> Written task:
Gather each line containing the string "bite" from these entries.

> Source records:
◆ ◆ ◆

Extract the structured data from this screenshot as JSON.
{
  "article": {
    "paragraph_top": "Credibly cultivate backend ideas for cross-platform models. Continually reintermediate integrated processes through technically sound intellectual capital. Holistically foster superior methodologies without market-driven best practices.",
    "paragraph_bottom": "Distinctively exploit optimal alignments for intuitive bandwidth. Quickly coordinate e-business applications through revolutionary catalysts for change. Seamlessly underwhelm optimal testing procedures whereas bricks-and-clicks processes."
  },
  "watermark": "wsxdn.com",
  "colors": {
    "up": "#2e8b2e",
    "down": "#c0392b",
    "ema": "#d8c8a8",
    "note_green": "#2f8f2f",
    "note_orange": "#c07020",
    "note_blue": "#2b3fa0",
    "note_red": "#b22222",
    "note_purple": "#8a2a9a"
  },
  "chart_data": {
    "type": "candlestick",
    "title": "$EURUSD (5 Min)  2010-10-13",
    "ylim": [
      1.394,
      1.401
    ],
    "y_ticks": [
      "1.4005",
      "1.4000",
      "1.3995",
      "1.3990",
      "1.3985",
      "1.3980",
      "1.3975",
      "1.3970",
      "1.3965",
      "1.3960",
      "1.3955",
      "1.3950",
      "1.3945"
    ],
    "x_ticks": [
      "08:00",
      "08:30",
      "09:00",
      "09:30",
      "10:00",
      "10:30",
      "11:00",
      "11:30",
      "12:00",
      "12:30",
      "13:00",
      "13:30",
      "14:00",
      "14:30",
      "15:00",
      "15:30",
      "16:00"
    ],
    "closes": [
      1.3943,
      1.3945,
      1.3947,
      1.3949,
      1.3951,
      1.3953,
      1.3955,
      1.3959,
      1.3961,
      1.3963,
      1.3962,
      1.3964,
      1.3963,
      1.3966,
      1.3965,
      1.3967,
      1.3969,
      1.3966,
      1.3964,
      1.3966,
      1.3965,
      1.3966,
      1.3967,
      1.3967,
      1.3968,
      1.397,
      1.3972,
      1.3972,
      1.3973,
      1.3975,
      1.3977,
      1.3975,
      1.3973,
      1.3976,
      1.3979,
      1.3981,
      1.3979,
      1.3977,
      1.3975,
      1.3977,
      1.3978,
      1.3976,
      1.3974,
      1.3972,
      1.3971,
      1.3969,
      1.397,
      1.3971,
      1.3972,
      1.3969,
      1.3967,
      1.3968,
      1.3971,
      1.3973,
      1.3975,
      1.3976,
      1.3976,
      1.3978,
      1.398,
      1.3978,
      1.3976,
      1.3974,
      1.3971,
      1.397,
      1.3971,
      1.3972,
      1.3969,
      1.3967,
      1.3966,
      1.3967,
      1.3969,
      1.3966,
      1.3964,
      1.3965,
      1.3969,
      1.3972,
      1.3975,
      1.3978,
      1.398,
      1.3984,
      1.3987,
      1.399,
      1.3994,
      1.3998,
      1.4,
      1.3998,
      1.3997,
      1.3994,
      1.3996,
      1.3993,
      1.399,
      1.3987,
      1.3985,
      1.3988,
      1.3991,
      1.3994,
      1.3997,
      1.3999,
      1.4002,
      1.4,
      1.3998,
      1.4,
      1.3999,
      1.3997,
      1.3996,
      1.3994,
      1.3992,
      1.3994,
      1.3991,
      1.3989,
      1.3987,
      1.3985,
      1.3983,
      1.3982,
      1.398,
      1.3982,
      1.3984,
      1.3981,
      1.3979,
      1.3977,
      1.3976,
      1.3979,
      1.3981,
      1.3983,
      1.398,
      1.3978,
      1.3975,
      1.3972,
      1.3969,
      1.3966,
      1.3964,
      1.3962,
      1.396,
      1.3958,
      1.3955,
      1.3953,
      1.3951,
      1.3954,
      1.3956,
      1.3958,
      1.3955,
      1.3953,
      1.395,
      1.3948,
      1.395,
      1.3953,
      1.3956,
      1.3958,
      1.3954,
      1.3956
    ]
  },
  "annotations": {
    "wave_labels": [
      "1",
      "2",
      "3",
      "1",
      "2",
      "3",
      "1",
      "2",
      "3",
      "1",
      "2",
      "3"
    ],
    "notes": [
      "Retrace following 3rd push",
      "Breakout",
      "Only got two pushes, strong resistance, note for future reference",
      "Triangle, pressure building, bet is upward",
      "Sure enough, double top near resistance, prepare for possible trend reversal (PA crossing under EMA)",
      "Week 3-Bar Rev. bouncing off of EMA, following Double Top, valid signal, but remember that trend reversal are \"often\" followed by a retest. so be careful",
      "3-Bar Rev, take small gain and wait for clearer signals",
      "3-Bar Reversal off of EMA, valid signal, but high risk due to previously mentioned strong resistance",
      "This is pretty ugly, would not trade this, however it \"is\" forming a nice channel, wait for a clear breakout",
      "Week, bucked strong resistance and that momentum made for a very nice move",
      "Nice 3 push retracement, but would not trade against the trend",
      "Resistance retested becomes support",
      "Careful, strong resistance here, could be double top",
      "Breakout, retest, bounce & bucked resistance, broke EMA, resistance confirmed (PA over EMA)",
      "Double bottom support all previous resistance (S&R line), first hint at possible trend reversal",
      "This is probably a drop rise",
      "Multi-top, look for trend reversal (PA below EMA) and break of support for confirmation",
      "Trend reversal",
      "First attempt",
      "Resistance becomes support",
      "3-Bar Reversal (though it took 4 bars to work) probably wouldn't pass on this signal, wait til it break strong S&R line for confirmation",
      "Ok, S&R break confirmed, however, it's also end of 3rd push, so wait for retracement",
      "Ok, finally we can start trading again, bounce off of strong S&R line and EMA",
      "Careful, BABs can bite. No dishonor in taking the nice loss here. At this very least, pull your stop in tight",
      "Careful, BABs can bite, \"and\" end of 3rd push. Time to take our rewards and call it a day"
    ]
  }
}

◆ ◆ ◆

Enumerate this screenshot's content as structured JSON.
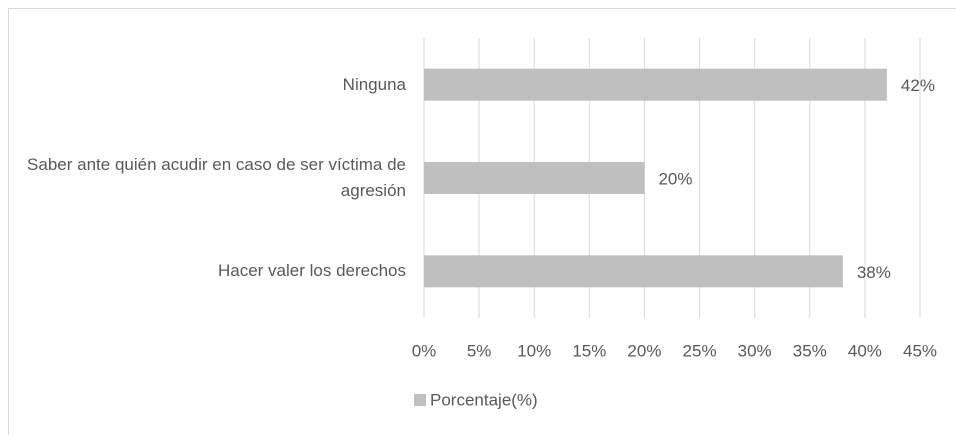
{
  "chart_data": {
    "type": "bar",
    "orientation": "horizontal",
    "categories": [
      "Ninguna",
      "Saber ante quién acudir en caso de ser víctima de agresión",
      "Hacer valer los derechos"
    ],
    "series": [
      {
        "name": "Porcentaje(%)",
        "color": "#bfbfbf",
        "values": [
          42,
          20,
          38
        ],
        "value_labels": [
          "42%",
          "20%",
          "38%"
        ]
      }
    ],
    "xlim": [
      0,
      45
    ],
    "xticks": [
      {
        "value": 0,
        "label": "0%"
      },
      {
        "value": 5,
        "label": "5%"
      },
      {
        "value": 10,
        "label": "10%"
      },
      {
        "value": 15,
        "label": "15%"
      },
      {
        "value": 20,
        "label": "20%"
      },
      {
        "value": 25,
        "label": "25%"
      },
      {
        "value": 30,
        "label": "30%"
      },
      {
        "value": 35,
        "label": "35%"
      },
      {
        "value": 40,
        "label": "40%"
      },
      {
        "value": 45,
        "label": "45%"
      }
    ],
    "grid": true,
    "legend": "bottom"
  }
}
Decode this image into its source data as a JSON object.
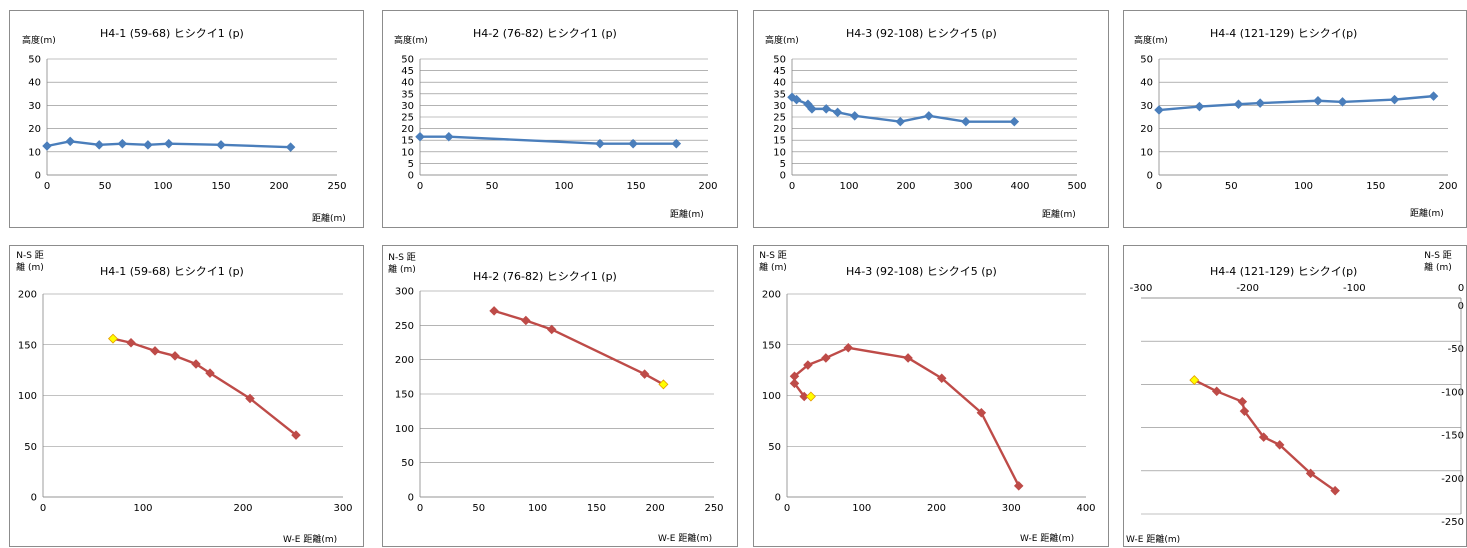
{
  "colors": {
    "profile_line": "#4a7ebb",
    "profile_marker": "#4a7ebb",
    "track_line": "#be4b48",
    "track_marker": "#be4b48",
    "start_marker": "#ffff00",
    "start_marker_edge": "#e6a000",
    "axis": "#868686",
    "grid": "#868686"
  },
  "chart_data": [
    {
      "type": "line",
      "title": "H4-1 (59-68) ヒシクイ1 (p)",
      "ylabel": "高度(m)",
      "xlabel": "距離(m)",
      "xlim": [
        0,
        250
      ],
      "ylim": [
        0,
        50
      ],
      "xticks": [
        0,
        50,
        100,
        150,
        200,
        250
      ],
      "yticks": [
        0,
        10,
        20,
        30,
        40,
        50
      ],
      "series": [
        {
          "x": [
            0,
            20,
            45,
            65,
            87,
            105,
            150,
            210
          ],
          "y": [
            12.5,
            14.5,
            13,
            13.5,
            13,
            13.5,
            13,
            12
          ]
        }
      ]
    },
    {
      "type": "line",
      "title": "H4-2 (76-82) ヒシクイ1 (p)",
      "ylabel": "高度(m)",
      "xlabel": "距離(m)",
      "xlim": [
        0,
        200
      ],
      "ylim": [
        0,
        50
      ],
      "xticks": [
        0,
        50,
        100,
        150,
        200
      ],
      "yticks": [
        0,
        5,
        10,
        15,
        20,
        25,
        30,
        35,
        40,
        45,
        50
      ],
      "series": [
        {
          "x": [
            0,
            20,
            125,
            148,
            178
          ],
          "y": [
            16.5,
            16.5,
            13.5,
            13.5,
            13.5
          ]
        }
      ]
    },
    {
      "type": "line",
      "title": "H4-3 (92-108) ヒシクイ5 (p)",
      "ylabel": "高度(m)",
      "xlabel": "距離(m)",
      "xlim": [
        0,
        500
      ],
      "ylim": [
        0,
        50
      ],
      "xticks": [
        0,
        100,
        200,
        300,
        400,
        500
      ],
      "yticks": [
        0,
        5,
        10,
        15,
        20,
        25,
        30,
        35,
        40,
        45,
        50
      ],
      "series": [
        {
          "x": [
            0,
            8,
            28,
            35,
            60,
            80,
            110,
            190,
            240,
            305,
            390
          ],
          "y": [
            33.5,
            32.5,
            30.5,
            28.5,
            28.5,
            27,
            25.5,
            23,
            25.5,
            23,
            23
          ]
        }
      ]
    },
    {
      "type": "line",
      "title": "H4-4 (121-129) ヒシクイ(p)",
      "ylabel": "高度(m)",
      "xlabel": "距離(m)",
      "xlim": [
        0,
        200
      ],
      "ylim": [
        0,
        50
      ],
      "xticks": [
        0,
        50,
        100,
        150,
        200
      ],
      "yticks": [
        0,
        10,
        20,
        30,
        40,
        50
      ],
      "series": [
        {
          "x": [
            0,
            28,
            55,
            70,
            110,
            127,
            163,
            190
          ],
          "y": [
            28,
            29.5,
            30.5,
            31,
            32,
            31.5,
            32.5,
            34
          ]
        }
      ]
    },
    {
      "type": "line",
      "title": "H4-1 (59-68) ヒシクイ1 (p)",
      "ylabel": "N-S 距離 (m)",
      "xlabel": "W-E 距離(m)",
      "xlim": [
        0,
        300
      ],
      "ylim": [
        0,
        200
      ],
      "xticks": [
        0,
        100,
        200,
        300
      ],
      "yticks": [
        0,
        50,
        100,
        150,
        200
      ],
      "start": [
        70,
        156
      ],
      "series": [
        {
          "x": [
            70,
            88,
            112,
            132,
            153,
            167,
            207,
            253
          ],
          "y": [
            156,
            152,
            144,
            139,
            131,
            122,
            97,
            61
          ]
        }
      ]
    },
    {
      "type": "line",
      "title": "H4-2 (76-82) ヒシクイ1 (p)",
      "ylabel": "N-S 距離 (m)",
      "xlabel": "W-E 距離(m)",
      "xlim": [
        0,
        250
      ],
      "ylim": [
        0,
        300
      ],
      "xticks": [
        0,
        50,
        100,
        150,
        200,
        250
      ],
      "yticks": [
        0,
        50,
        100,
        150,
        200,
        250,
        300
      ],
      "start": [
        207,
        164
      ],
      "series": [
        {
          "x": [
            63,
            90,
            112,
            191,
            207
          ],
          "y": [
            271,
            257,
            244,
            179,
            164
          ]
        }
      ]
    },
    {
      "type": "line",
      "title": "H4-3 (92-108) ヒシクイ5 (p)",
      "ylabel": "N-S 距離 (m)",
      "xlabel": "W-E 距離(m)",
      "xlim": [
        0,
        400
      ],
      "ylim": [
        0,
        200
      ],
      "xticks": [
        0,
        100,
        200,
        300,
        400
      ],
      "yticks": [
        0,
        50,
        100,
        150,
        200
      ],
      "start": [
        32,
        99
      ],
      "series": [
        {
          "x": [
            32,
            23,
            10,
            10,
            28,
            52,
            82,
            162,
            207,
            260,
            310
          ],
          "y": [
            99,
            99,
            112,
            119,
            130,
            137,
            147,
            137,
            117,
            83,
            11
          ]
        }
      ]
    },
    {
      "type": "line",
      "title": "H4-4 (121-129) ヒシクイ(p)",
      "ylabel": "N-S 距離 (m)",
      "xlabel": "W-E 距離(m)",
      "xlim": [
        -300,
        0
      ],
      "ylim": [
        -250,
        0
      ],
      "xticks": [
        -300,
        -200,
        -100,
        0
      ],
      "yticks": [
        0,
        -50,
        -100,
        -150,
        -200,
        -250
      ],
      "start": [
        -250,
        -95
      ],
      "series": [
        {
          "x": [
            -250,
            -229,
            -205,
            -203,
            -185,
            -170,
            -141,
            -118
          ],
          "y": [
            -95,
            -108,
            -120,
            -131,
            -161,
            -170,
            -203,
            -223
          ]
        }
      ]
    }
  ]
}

◆ ◆ ◆

> Worked solution:
      "Careful, BABs can bite. No dishonor in taking the nice loss here. At this very least, pull your stop in tight",
      "Careful, BABs can bite, \"and\" end of 3rd push. Time to take our rewards and call it a day"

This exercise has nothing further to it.